- [DATASET]
________________________________________

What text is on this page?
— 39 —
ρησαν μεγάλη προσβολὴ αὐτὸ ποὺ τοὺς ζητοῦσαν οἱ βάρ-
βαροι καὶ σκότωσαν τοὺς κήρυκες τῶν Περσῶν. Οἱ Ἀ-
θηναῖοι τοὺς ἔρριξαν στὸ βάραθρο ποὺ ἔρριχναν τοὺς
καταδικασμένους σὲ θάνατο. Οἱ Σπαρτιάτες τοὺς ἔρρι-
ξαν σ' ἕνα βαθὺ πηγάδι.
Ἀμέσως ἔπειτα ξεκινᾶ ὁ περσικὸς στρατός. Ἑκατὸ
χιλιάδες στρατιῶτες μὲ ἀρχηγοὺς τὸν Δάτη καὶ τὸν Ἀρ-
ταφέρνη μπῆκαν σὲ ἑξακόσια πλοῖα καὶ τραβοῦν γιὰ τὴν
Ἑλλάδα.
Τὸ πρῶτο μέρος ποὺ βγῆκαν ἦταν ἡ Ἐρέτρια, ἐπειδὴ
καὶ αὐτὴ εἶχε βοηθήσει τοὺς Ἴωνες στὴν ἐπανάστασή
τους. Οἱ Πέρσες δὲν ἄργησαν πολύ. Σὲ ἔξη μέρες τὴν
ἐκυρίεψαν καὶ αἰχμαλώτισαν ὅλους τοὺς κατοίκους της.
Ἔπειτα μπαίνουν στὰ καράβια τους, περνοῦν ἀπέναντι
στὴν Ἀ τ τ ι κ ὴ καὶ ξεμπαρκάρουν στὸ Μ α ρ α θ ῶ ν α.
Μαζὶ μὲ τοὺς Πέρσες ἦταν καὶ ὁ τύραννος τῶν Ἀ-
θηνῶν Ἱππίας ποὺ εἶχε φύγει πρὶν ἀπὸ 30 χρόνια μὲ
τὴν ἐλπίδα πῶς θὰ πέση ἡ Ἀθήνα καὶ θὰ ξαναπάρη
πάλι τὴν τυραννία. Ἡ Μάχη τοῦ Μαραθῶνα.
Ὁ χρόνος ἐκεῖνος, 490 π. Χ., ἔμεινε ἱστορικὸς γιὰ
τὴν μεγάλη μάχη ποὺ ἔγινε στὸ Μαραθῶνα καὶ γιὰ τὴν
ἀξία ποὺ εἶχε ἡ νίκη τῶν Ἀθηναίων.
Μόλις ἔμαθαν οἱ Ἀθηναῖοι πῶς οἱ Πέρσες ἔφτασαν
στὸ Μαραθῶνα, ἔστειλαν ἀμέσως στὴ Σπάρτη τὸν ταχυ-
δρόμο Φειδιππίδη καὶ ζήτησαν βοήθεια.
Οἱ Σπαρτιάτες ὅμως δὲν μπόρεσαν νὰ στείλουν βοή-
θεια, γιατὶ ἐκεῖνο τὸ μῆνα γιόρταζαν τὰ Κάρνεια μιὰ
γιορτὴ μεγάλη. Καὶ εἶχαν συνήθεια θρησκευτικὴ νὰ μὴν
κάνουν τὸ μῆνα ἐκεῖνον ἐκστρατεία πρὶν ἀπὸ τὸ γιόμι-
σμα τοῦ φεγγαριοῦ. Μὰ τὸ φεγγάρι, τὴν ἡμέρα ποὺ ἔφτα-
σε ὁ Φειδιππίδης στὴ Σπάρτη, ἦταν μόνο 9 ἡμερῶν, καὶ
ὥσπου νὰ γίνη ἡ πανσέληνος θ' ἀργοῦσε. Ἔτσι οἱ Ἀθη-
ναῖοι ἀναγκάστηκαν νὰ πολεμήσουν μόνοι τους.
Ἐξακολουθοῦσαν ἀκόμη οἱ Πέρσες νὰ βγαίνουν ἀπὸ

________________________________________

- [DIRECTIVE]
Your task is to extract all of the records exactly.

- [TASK SOLUTION]
What text is on this page?
— 39 —
ρησαν μεγάλη προσβολὴ αὐτὸ ποὺ τοὺς ζητοῦσαν οἱ βάρ-
βαροι καὶ σκότωσαν τοὺς κήρυκες τῶν Περσῶν. Οἱ Ἀ-
θηναῖοι τοὺς ἔρριξαν στὸ βάραθρο ποὺ ἔρριχναν τοὺς
καταδικασμένους σὲ θάνατο. Οἱ Σπαρτιάτες τοὺς ἔρρι-
ξαν σ' ἕνα βαθὺ πηγάδι.
Ἀμέσως ἔπειτα ξεκινᾶ ὁ περσικὸς στρατός. Ἑκατὸ
χιλιάδες στρατιῶτες μὲ ἀρχηγοὺς τὸν Δάτη καὶ τὸν Ἀρ-
ταφέρνη μπῆκαν σὲ ἑξακόσια πλοῖα καὶ τραβοῦν γιὰ τὴν
Ἑλλάδα.
Τὸ πρῶτο μέρος ποὺ βγῆκαν ἦταν ἡ Ἐρέτρια, ἐπειδὴ
καὶ αὐτὴ εἶχε βοηθήσει τοὺς Ἴωνες στὴν ἐπανάστασή
τους. Οἱ Πέρσες δὲν ἄργησαν πολύ. Σὲ ἔξη μέρες τὴν
ἐκυρίεψαν καὶ αἰχμαλώτισαν ὅλους τοὺς κατοίκους της.
Ἔπειτα μπαίνουν στὰ καράβια τους, περνοῦν ἀπέναντι
στὴν Ἀ τ τ ι κ ὴ καὶ ξεμπαρκάρουν στὸ Μ α ρ α θ ῶ ν α.
Μαζὶ μὲ τοὺς Πέρσες ἦταν καὶ ὁ τύραννος τῶν Ἀ-
θηνῶν Ἱππίας ποὺ εἶχε φύγει πρὶν ἀπὸ 30 χρόνια μὲ
τὴν ἐλπίδα πῶς θὰ πέση ἡ Ἀθήνα καὶ θὰ ξαναπάρη
πάλι τὴν τυραννία. Ἡ Μάχη τοῦ Μαραθῶνα.
Ὁ χρόνος ἐκεῖνος, 490 π. Χ., ἔμεινε ἱστορικὸς γιὰ
τὴν μεγάλη μάχη ποὺ ἔγινε στὸ Μαραθῶνα καὶ γιὰ τὴν
ἀξία ποὺ εἶχε ἡ νίκη τῶν Ἀθηναίων.
Μόλις ἔμαθαν οἱ Ἀθηναῖοι πῶς οἱ Πέρσες ἔφτασαν
στὸ Μαραθῶνα, ἔστειλαν ἀμέσως στὴ Σπάρτη τὸν ταχυ-
δρόμο Φειδιππίδη καὶ ζήτησαν βοήθεια.
Οἱ Σπαρτιάτες ὅμως δὲν μπόρεσαν νὰ στείλουν βοή-
θεια, γιατὶ ἐκεῖνο τὸ μῆνα γιόρταζαν τὰ Κάρνεια μιὰ
γιορτὴ μεγάλη. Καὶ εἶχαν συνήθεια θρησκευτικὴ νὰ μὴν
κάνουν τὸ μῆνα ἐκεῖνον ἐκστρατεία πρὶν ἀπὸ τὸ γιόμι-
σμα τοῦ φεγγαριοῦ. Μὰ τὸ φεγγάρι, τὴν ἡμέρα ποὺ ἔφτα-
σε ὁ Φειδιππίδης στὴ Σπάρτη, ἦταν μόνο 9 ἡμερῶν, καὶ
ὥσπου νὰ γίνη ἡ πανσέληνος θ' ἀργοῦσε. Ἔτσι οἱ Ἀθη-
ναῖοι ἀναγκάστηκαν νὰ πολεμήσουν μόνοι τους.
Ἐξακολουθοῦσαν ἀκόμη οἱ Πέρσες νὰ βγαίνουν ἀπὸ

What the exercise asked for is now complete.